GOAL OF THE EXERCISE:
Transcribe the listing verbatim. Do not carry over any pictures.

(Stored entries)
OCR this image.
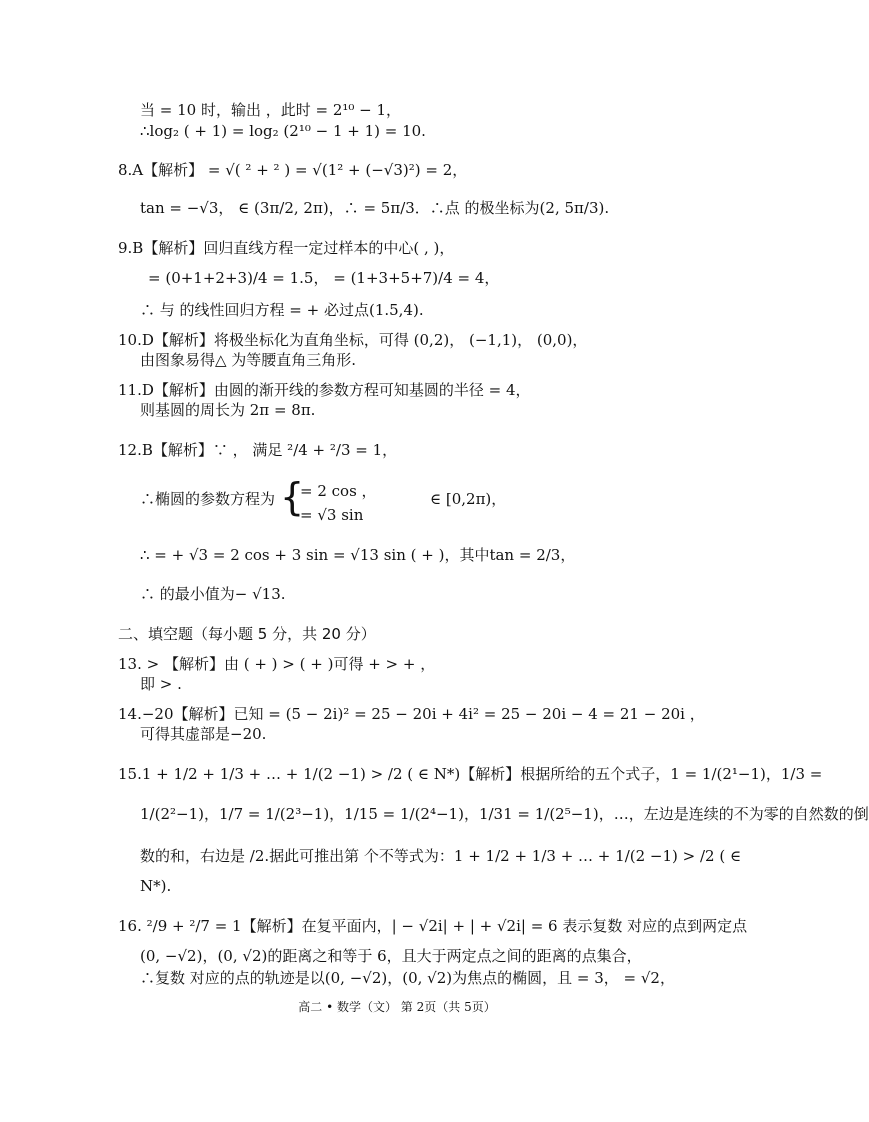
当 = 10 时，输出 ，此时 = 2¹⁰ − 1，
∴log₂ ( + 1) = log₂ (2¹⁰ − 1 + 1) = 10.
8.A【解析】 = √( ² + ² ) = √(1² + (−√3)²) = 2，
tan = −√3， ∈ (3π/2, 2π)，∴ = 5π/3．∴点 的极坐标为(2, 5π/3).
9.B【解析】回归直线方程一定过样本的中心( , )，
= (0+1+2+3)/4 = 1.5， = (1+3+5+7)/4 = 4，
∴ 与 的线性回归方程 = + 必过点(1.5,4).
10.D【解析】将极坐标化为直角坐标，可得 (0,2)， (−1,1)， (0,0)，
由图象易得△ 为等腰直角三角形.
11.D【解析】由圆的渐开线的参数方程可知基圆的半径 = 4，
则基圆的周长为 2π = 8π.
12.B【解析】∵ ， 满足 ²/4 + ²/3 = 1，
∴椭圆的参数方程为 {
= 2 cos ，
= √3 sin
∈ [0,2π)，
∴ = + √3 = 2 cos + 3 sin = √13 sin ( + )，其中tan = 2/3，
∴ 的最小值为− √13.
二、填空题（每小题 5 分，共 20 分）
13. > 【解析】由 ( + ) > ( + )可得 + > + ，
即 > .
14.−20【解析】已知 = (5 − 2i)² = 25 − 20i + 4i² = 25 − 20i − 4 = 21 − 20i ，
可得其虚部是−20.
15.1 + 1/2 + 1/3 + … + 1/(2 −1) > /2 ( ∈ N*)【解析】根据所给的五个式子，1 = 1/(2¹−1)，1/3 =
1/(2²−1)，1/7 = 1/(2³−1)，1/15 = 1/(2⁴−1)，1/31 = 1/(2⁵−1)，…，左边是连续的不为零的自然数的倒
数的和，右边是 /2.据此可推出第 个不等式为：1 + 1/2 + 1/3 + … + 1/(2 −1) > /2 ( ∈
N*).
16. ²/9 + ²/7 = 1【解析】在复平面内，| − √2i| + | + √2i| = 6 表示复数 对应的点到两定点
(0, −√2)，(0, √2)的距离之和等于 6，且大于两定点之间的距离的点集合，
∴复数 对应的点的轨迹是以(0, −√2)，(0, √2)为焦点的椭圆，且 = 3， = √2，
高二 • 数学（文） 第 2页（共 5页）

EXERCISE OUTPUT:
OCR this image.
当 = 10 时，输出 ，此时 = 2¹⁰ − 1，
∴log₂ ( + 1) = log₂ (2¹⁰ − 1 + 1) = 10.
8.A【解析】 = √( ² + ² ) = √(1² + (−√3)²) = 2，
tan = −√3， ∈ (3π/2, 2π)，∴ = 5π/3．∴点 的极坐标为(2, 5π/3).
9.B【解析】回归直线方程一定过样本的中心( , )，
= (0+1+2+3)/4 = 1.5， = (1+3+5+7)/4 = 4，
∴ 与 的线性回归方程 = + 必过点(1.5,4).
10.D【解析】将极坐标化为直角坐标，可得 (0,2)， (−1,1)， (0,0)，
由图象易得△ 为等腰直角三角形.
11.D【解析】由圆的渐开线的参数方程可知基圆的半径 = 4，
则基圆的周长为 2π = 8π.
12.B【解析】∵ ， 满足 ²/4 + ²/3 = 1，
∴椭圆的参数方程为 {
= 2 cos ，
= √3 sin
∈ [0,2π)，
∴ = + √3 = 2 cos + 3 sin = √13 sin ( + )，其中tan = 2/3，
∴ 的最小值为− √13.
二、填空题（每小题 5 分，共 20 分）
13. > 【解析】由 ( + ) > ( + )可得 + > + ，
即 > .
14.−20【解析】已知 = (5 − 2i)² = 25 − 20i + 4i² = 25 − 20i − 4 = 21 − 20i ，
可得其虚部是−20.
15.1 + 1/2 + 1/3 + … + 1/(2 −1) > /2 ( ∈ N*)【解析】根据所给的五个式子，1 = 1/(2¹−1)，1/3 =
1/(2²−1)，1/7 = 1/(2³−1)，1/15 = 1/(2⁴−1)，1/31 = 1/(2⁵−1)，…，左边是连续的不为零的自然数的倒
数的和，右边是 /2.据此可推出第 个不等式为：1 + 1/2 + 1/3 + … + 1/(2 −1) > /2 ( ∈
N*).
16. ²/9 + ²/7 = 1【解析】在复平面内，| − √2i| + | + √2i| = 6 表示复数 对应的点到两定点
(0, −√2)，(0, √2)的距离之和等于 6，且大于两定点之间的距离的点集合，
∴复数 对应的点的轨迹是以(0, −√2)，(0, √2)为焦点的椭圆，且 = 3， = √2，
高二 • 数学（文） 第 2页（共 5页）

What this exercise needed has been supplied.